* [Exercise data]:
## start

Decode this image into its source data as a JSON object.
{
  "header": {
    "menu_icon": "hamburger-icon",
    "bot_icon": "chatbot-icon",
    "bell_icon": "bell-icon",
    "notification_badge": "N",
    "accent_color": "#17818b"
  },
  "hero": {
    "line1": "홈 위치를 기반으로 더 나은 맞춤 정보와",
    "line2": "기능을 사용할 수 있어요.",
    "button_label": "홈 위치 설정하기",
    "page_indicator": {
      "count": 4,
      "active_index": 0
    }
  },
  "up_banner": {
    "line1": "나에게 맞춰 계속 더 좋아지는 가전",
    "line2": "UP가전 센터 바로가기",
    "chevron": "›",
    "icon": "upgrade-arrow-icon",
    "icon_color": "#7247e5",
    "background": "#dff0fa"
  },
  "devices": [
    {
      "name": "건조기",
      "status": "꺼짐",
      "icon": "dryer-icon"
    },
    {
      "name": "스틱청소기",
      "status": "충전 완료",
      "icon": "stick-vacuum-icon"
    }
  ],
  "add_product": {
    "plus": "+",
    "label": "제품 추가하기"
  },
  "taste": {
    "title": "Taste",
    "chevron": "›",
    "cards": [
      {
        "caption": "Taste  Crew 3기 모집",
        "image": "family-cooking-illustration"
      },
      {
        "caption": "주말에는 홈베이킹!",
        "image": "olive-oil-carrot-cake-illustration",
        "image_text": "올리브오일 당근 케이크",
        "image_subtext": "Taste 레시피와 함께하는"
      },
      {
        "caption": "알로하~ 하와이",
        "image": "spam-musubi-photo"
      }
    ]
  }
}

## end
## start

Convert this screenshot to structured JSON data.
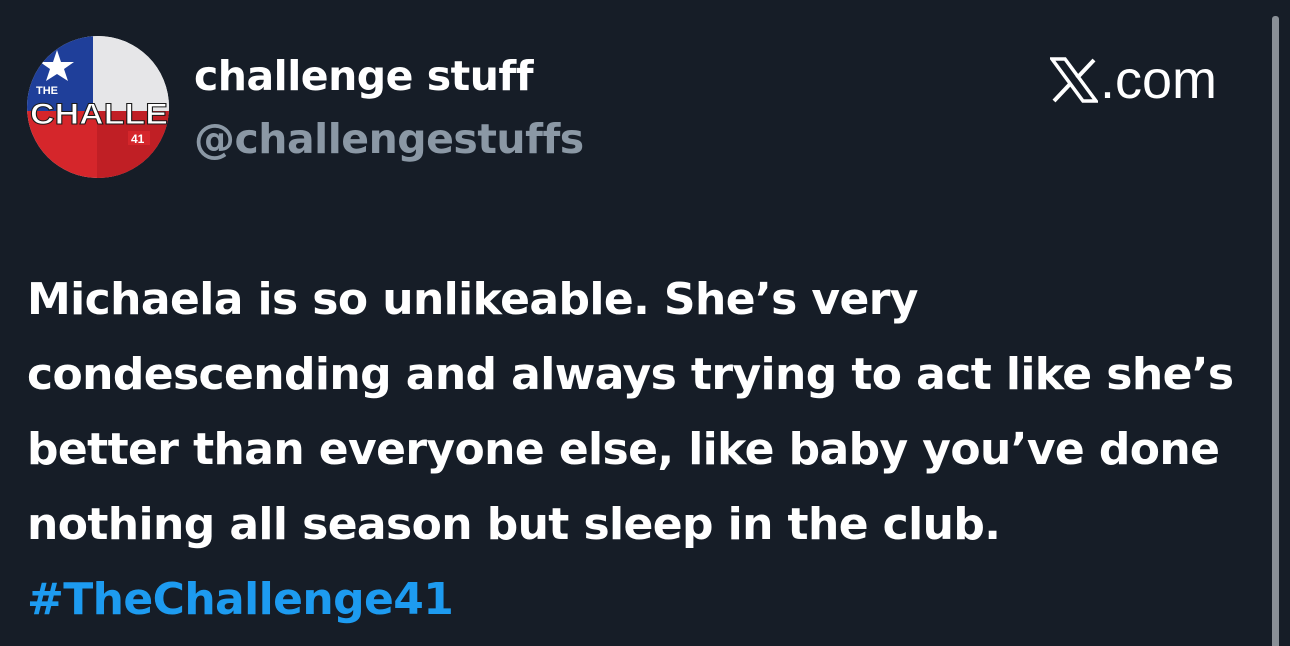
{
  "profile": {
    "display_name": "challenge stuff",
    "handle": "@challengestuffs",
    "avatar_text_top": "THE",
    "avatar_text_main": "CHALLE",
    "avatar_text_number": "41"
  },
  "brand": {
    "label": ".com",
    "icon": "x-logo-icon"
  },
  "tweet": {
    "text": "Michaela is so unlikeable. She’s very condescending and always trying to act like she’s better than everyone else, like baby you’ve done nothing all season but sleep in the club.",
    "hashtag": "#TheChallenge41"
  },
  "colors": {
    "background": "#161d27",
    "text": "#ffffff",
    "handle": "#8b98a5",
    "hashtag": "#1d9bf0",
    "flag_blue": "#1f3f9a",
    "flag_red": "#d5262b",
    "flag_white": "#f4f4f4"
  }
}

## end

* [Exercise prompt]: Whichever lines contain the string "background", select and copy them.

* [Output for this exercise]:
    "background": "#dff0fa"
    "background": "#161d27",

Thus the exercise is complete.